**AIM**
Filter the data for lines with the word "change", then copy every line so identified.

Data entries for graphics
········
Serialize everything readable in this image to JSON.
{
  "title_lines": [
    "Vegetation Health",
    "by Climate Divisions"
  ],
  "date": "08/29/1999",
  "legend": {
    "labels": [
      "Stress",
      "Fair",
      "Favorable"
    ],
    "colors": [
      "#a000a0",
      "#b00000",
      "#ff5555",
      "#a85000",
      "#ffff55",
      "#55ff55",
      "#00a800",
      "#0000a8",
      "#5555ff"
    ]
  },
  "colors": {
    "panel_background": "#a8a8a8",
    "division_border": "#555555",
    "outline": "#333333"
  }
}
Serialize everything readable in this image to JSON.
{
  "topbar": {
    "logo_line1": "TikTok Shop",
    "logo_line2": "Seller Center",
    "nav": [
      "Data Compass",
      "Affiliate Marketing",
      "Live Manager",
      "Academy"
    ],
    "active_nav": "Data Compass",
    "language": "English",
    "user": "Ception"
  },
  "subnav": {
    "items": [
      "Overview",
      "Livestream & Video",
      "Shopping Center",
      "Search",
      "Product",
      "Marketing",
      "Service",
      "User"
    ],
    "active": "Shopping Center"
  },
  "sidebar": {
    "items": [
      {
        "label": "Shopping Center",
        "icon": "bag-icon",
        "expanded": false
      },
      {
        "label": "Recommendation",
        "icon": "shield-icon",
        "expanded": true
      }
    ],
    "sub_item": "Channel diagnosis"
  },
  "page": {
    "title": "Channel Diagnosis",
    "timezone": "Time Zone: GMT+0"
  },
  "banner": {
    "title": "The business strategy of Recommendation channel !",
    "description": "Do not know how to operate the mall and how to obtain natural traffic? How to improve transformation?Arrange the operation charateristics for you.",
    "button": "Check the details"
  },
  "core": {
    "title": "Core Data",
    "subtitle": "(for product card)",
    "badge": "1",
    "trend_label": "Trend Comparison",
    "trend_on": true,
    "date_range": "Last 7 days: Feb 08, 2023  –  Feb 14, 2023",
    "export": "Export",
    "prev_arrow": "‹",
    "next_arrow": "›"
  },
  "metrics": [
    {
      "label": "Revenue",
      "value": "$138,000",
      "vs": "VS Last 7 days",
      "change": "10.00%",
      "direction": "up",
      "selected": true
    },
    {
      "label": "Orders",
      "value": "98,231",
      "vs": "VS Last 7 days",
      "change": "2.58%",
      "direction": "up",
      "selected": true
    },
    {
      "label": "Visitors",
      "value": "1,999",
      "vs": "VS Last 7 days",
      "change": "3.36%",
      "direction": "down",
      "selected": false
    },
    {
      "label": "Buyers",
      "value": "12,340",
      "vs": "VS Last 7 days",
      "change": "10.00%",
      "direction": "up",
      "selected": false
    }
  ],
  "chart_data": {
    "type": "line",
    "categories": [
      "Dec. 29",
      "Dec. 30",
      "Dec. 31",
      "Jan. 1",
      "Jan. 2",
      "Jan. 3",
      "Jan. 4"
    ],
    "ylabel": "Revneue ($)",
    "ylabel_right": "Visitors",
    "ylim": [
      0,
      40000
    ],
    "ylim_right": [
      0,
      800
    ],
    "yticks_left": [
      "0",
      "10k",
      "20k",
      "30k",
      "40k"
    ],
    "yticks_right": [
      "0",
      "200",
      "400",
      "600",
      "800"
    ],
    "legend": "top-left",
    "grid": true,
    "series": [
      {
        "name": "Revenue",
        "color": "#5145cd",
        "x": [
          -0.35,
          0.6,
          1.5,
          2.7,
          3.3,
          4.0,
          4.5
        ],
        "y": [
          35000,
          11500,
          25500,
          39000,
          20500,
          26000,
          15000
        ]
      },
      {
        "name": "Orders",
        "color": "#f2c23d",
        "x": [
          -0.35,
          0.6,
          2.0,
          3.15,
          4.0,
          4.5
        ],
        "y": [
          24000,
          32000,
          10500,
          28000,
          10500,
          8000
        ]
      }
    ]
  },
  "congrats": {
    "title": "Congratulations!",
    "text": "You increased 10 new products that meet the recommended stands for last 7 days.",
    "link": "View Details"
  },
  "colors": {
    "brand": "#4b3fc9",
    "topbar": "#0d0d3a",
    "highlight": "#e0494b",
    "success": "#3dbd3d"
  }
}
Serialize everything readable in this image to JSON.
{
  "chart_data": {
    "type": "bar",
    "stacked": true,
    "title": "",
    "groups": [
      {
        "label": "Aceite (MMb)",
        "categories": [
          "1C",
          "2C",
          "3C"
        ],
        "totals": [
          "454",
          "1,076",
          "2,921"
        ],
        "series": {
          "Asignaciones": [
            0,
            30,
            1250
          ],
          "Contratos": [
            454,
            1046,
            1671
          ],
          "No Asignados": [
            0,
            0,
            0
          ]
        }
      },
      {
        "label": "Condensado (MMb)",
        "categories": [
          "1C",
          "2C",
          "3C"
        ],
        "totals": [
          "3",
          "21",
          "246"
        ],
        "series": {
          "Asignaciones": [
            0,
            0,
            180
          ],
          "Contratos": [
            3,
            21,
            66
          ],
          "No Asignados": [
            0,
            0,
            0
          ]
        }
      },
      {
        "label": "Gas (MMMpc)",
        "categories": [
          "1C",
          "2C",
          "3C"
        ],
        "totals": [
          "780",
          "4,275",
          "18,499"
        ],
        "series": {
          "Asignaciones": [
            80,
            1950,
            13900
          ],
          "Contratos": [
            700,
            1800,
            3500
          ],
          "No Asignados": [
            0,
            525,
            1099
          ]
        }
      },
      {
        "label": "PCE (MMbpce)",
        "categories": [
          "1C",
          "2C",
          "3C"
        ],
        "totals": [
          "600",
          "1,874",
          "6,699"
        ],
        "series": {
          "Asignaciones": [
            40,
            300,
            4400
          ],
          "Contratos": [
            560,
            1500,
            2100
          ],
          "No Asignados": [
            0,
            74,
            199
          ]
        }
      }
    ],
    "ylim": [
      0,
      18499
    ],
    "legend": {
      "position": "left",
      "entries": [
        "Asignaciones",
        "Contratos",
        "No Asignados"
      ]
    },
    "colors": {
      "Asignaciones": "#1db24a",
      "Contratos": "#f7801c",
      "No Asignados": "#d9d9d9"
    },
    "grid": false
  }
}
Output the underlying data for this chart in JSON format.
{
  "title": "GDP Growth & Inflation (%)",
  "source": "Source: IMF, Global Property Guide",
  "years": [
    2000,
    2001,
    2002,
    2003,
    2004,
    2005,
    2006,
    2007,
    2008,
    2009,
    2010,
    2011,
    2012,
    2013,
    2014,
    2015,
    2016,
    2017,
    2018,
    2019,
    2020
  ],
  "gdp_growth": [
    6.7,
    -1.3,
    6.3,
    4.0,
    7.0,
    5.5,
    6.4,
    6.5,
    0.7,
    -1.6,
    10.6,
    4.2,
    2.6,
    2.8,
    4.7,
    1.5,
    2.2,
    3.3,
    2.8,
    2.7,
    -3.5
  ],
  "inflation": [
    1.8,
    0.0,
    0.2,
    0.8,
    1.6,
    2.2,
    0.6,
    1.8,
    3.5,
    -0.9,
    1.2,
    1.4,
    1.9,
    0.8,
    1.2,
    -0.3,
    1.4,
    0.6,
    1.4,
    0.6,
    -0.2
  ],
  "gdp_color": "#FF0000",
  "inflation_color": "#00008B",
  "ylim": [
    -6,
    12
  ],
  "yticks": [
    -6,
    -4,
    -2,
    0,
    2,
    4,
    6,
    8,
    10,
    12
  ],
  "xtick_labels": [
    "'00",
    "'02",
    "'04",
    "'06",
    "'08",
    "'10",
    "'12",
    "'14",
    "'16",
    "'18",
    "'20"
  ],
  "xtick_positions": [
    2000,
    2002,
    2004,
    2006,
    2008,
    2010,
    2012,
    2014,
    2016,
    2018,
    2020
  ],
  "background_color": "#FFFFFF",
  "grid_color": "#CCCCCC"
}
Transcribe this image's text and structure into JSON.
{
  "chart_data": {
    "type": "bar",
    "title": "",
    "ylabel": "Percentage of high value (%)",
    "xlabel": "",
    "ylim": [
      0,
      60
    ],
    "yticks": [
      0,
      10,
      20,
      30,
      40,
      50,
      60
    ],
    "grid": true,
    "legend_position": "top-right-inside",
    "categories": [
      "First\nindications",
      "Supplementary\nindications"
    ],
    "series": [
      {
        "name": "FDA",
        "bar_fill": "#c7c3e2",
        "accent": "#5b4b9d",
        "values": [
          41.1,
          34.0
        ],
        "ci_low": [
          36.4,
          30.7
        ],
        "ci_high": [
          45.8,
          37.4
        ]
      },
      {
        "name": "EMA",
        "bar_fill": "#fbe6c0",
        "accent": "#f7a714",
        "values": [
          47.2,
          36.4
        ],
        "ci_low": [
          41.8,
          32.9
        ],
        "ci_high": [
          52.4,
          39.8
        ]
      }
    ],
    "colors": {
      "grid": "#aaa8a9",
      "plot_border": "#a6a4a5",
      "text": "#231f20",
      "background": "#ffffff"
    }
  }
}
········
**COMPLETED EXERCISE**
      "change": "10.00%",
      "change": "2.58%",
      "change": "3.36%",
      "change": "10.00%",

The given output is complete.